--- Start ---

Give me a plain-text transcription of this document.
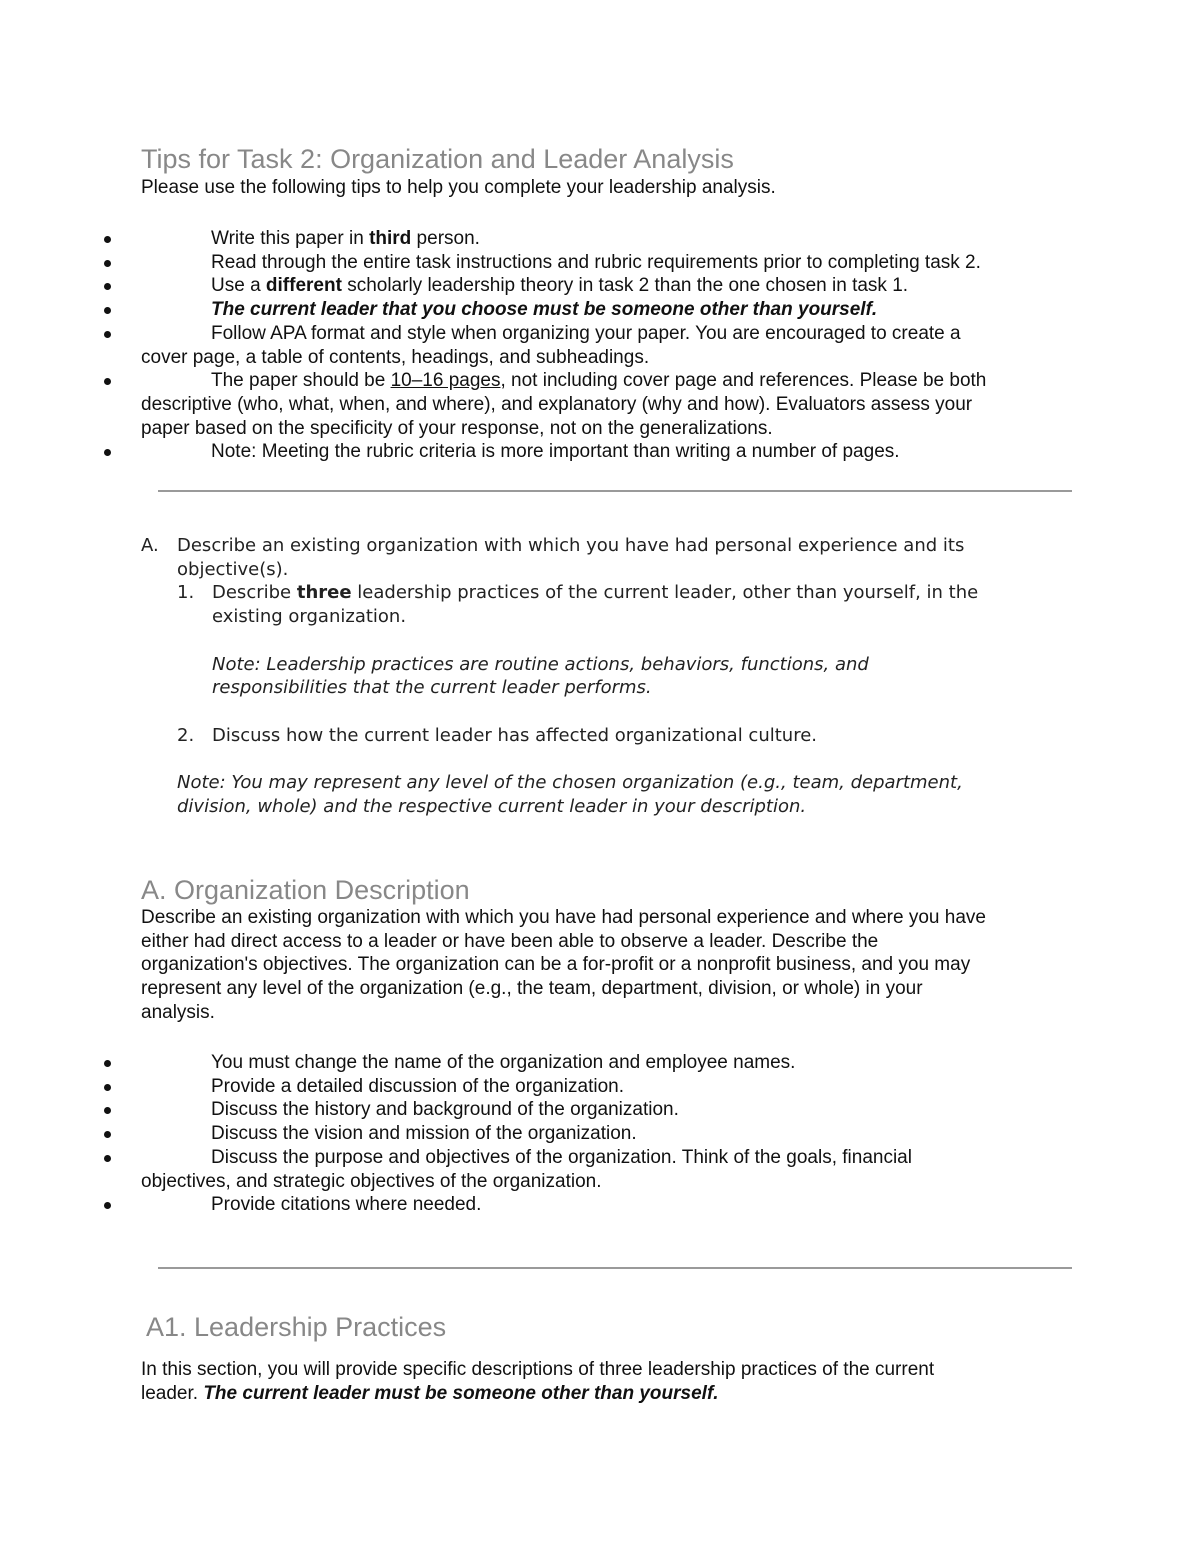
Tips for Task 2: Organization and Leader Analysis

Please use the following tips to help you complete your leadership analysis.

Write this paper in third person.
Read through the entire task instructions and rubric requirements prior to completing task 2.
Use a different scholarly leadership theory in task 2 than the one chosen in task 1.
The current leader that you choose must be someone other than yourself.
Follow APA format and style when organizing your paper. You are encouraged to create a
cover page, a table of contents, headings, and subheadings.
The paper should be 10–16 pages, not including cover page and references. Please be both
descriptive (who, what, when, and where), and explanatory (why and how). Evaluators assess your
paper based on the specificity of your response, not on the generalizations.
Note: Meeting the rubric criteria is more important than writing a number of pages.
A. Describe an existing organization with which you have had personal experience and its
objective(s).
1. Describe three leadership practices of the current leader, other than yourself, in the
existing organization.
Note: Leadership practices are routine actions, behaviors, functions, and
responsibilities that the current leader performs.
2. Discuss how the current leader has affected organizational culture.
Note: You may represent any level of the chosen organization (e.g., team, department,
division, whole) and the respective current leader in your description.
A. Organization Description
Describe an existing organization with which you have had personal experience and where you have
either had direct access to a leader or have been able to observe a leader. Describe the
organization's objectives. The organization can be a for-profit or a nonprofit business, and you may
represent any level of the organization (e.g., the team, department, division, or whole) in your
analysis.
You must change the name of the organization and employee names.
Provide a detailed discussion of the organization.
Discuss the history and background of the organization.
Discuss the vision and mission of the organization.
Discuss the purpose and objectives of the organization. Think of the goals, financial
objectives, and strategic objectives of the organization.
Provide citations where needed.
A1. Leadership Practices
In this section, you will provide specific descriptions of three leadership practices of the current
leader. The current leader must be someone other than yourself.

--- End ---

# PROBLEM
Copy the records word for word, leaving no picture in the copy.

# WRITTEN SOLUTION
Give me a plain-text transcription of this document.
Tips for Task 2: Organization and Leader Analysis

Please use the following tips to help you complete your leadership analysis.

Write this paper in third person.
Read through the entire task instructions and rubric requirements prior to completing task 2.
Use a different scholarly leadership theory in task 2 than the one chosen in task 1.
The current leader that you choose must be someone other than yourself.
Follow APA format and style when organizing your paper. You are encouraged to create a
cover page, a table of contents, headings, and subheadings.
The paper should be 10–16 pages, not including cover page and references. Please be both
descriptive (who, what, when, and where), and explanatory (why and how). Evaluators assess your
paper based on the specificity of your response, not on the generalizations.
Note: Meeting the rubric criteria is more important than writing a number of pages.
A. Describe an existing organization with which you have had personal experience and its
objective(s).
1. Describe three leadership practices of the current leader, other than yourself, in the
existing organization.
Note: Leadership practices are routine actions, behaviors, functions, and
responsibilities that the current leader performs.
2. Discuss how the current leader has affected organizational culture.
Note: You may represent any level of the chosen organization (e.g., team, department,
division, whole) and the respective current leader in your description.
A. Organization Description
Describe an existing organization with which you have had personal experience and where you have
either had direct access to a leader or have been able to observe a leader. Describe the
organization's objectives. The organization can be a for-profit or a nonprofit business, and you may
represent any level of the organization (e.g., the team, department, division, or whole) in your
analysis.
You must change the name of the organization and employee names.
Provide a detailed discussion of the organization.
Discuss the history and background of the organization.
Discuss the vision and mission of the organization.
Discuss the purpose and objectives of the organization. Think of the goals, financial
objectives, and strategic objectives of the organization.
Provide citations where needed.
A1. Leadership Practices
In this section, you will provide specific descriptions of three leadership practices of the current
leader. The current leader must be someone other than yourself.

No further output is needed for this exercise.